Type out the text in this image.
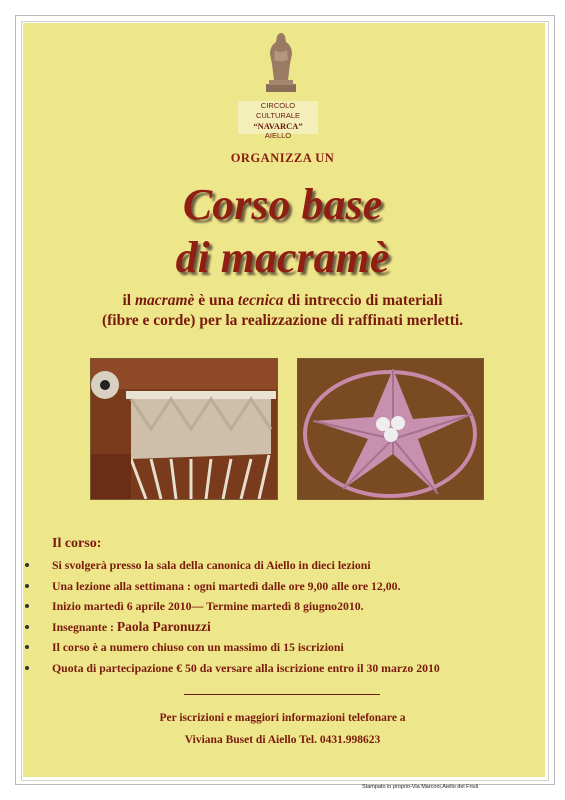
CIRCOLO CULTURALE
“NAVARCA”
AIELLO
ORGANIZZA UN
Corso base
di macramè
il macramè è una tecnica di intreccio di materiali
(fibre e corde) per la realizzazione di raffinati merletti.
Il corso:
Si svolgerà presso la sala della canonica di Aiello in dieci lezioni
Una lezione alla settimana : ogni martedì dalle ore 9,00 alle ore 12,00.
Inizio martedì 6 aprile 2010— Termine martedì 8 giugno2010.
Insegnante : Paola Paronuzzi
Il corso è a numero chiuso con un massimo di 15 iscrizioni
Quota di partecipazione € 50 da versare alla iscrizione entro il 30 marzo 2010
Per iscrizioni e maggiori informazioni telefonare a
Viviana Buset di Aiello Tel. 0431.998623
Stampato in proprio-Via Marconi,Aiello del Friuli
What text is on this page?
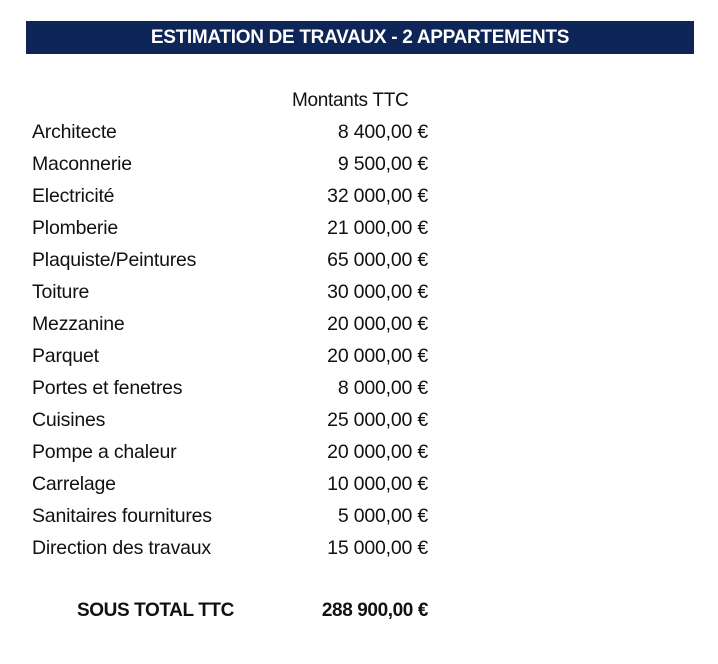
ESTIMATION DE TRAVAUX - 2 APPARTEMENTS
Montants TTC
Architecte	8 400,00 €
Maconnerie	9 500,00 €
Electricité	32 000,00 €
Plomberie	21 000,00 €
Plaquiste/Peintures	65 000,00 €
Toiture	30 000,00 €
Mezzanine	20 000,00 €
Parquet	20 000,00 €
Portes et fenetres	8 000,00 €
Cuisines	25 000,00 €
Pompe a chaleur	20 000,00 €
Carrelage	10 000,00 €
Sanitaires fournitures	5 000,00 €
Direction des travaux	15 000,00 €
SOUS TOTAL TTC	288 900,00 €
# # # # # # #
Exercise aim: Reproduce exactly and only the lines from the one with "What text is on this page?" through the last entry, both included, excluding every picture.

Task result:
What text is on this page?
ESTIMATION DE TRAVAUX - 2 APPARTEMENTS
Montants TTC
Architecte	8 400,00 €
Maconnerie	9 500,00 €
Electricité	32 000,00 €
Plomberie	21 000,00 €
Plaquiste/Peintures	65 000,00 €
Toiture	30 000,00 €
Mezzanine	20 000,00 €
Parquet	20 000,00 €
Portes et fenetres	8 000,00 €
Cuisines	25 000,00 €
Pompe a chaleur	20 000,00 €
Carrelage	10 000,00 €
Sanitaires fournitures	5 000,00 €
Direction des travaux	15 000,00 €
SOUS TOTAL TTC	288 900,00 €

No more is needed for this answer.